* [Instructions for the task]
From the records below, copy every line that contains the word "JSON".
[BEGIN Task material]
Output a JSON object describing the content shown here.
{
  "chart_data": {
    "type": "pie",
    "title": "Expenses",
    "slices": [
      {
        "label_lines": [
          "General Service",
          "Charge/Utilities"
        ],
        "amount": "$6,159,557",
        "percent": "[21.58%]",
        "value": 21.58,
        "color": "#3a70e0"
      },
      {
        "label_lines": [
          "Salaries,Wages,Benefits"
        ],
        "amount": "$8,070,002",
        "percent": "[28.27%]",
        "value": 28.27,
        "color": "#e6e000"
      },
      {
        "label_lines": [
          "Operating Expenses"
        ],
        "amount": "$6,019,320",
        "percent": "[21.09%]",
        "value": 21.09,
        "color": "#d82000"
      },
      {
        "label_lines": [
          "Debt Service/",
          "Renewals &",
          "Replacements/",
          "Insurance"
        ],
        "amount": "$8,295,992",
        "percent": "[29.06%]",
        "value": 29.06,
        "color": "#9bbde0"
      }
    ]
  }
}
[END Task material]
[BEGIN Task material]
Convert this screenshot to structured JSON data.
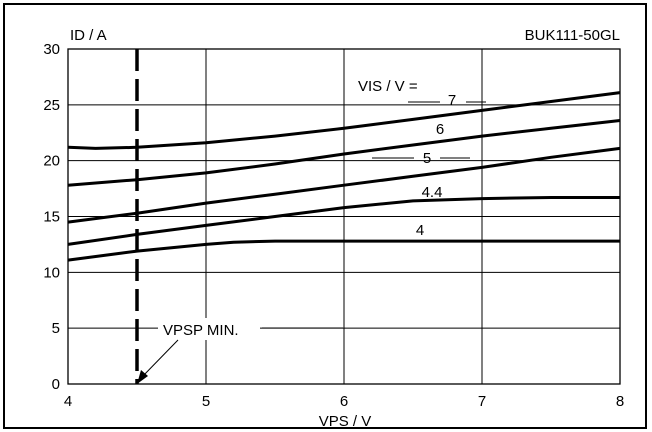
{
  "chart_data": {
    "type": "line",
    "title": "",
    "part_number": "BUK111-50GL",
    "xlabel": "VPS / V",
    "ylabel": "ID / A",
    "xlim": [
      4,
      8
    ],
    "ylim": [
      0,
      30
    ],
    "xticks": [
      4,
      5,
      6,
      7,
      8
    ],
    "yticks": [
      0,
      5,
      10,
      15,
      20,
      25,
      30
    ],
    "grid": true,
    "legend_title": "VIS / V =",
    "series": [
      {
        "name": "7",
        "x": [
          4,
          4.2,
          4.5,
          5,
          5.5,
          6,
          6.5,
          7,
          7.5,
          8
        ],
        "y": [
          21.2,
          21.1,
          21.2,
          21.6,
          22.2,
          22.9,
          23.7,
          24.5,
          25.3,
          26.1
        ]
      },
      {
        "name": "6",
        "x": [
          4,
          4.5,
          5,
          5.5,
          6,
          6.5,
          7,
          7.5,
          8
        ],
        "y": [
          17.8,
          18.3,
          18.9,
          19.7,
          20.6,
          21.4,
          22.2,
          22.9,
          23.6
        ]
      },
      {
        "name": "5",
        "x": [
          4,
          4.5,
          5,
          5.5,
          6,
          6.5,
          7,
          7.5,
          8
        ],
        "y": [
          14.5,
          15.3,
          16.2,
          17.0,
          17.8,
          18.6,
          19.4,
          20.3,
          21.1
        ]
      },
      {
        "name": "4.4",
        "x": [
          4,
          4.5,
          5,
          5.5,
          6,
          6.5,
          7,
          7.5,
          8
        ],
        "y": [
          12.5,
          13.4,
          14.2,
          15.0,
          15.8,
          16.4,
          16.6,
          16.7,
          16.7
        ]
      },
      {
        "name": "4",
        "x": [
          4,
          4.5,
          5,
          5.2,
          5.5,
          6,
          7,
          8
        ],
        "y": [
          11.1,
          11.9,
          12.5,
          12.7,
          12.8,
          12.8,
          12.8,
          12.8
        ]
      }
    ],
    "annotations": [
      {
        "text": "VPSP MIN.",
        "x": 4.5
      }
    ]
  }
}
[END Task material]
[BEGIN Task material]
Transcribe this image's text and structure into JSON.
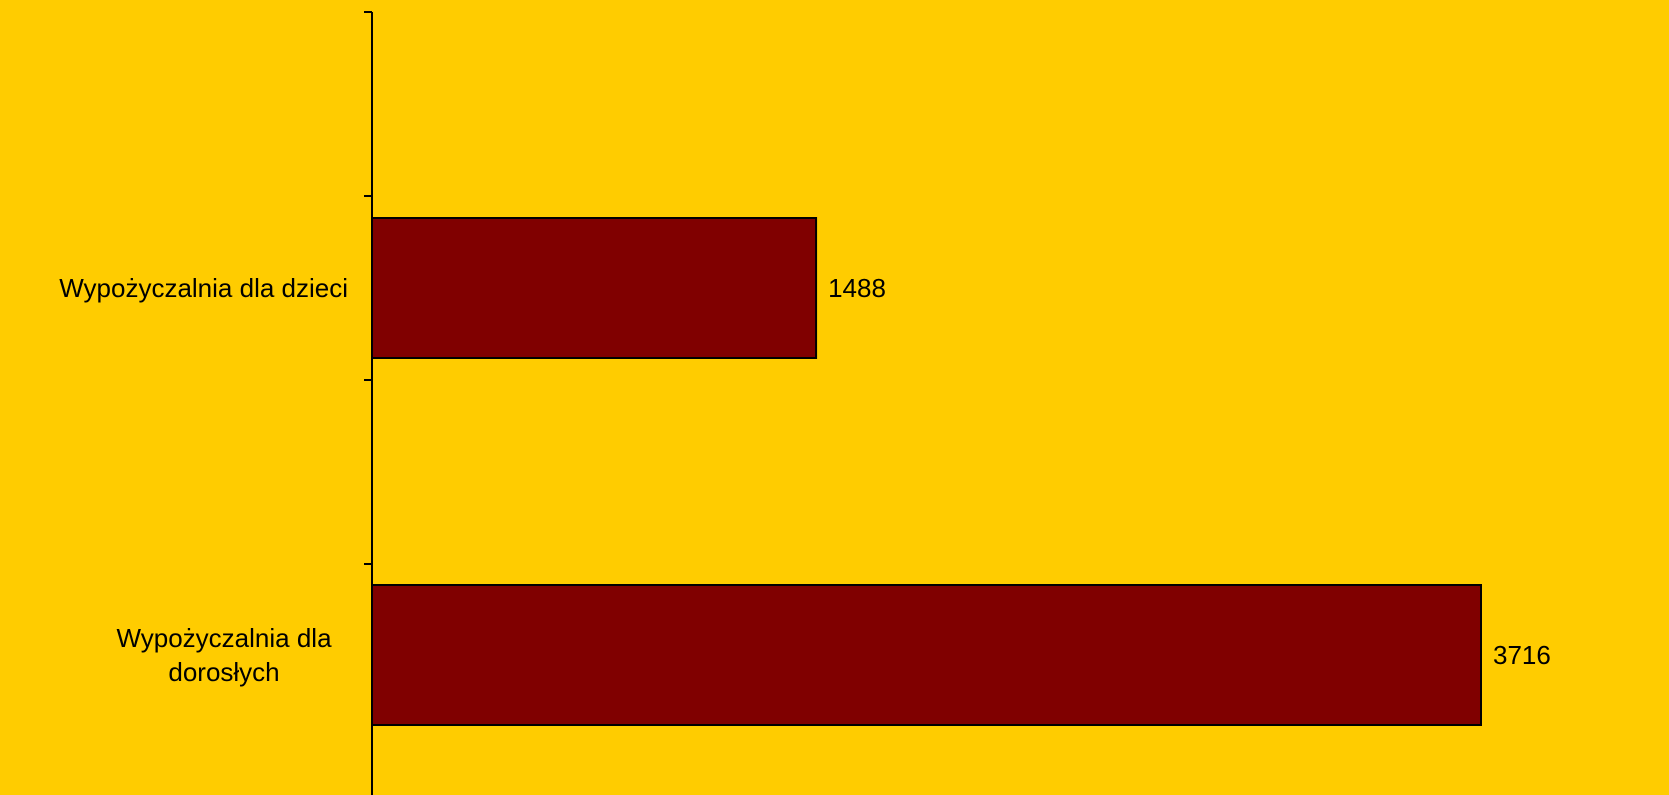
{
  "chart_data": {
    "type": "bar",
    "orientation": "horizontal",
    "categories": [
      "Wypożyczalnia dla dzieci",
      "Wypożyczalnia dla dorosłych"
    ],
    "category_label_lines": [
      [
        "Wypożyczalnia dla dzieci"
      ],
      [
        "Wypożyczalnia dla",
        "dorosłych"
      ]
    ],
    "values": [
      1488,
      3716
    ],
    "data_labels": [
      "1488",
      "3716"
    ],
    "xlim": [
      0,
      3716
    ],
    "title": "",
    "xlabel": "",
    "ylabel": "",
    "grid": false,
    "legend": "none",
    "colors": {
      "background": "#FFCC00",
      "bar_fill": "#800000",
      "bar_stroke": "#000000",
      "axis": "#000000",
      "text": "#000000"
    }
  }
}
[END Task material]
* [Task result]
Output a JSON object describing the content shown here.
Convert this screenshot to structured JSON data.
Transcribe this image's text and structure into JSON.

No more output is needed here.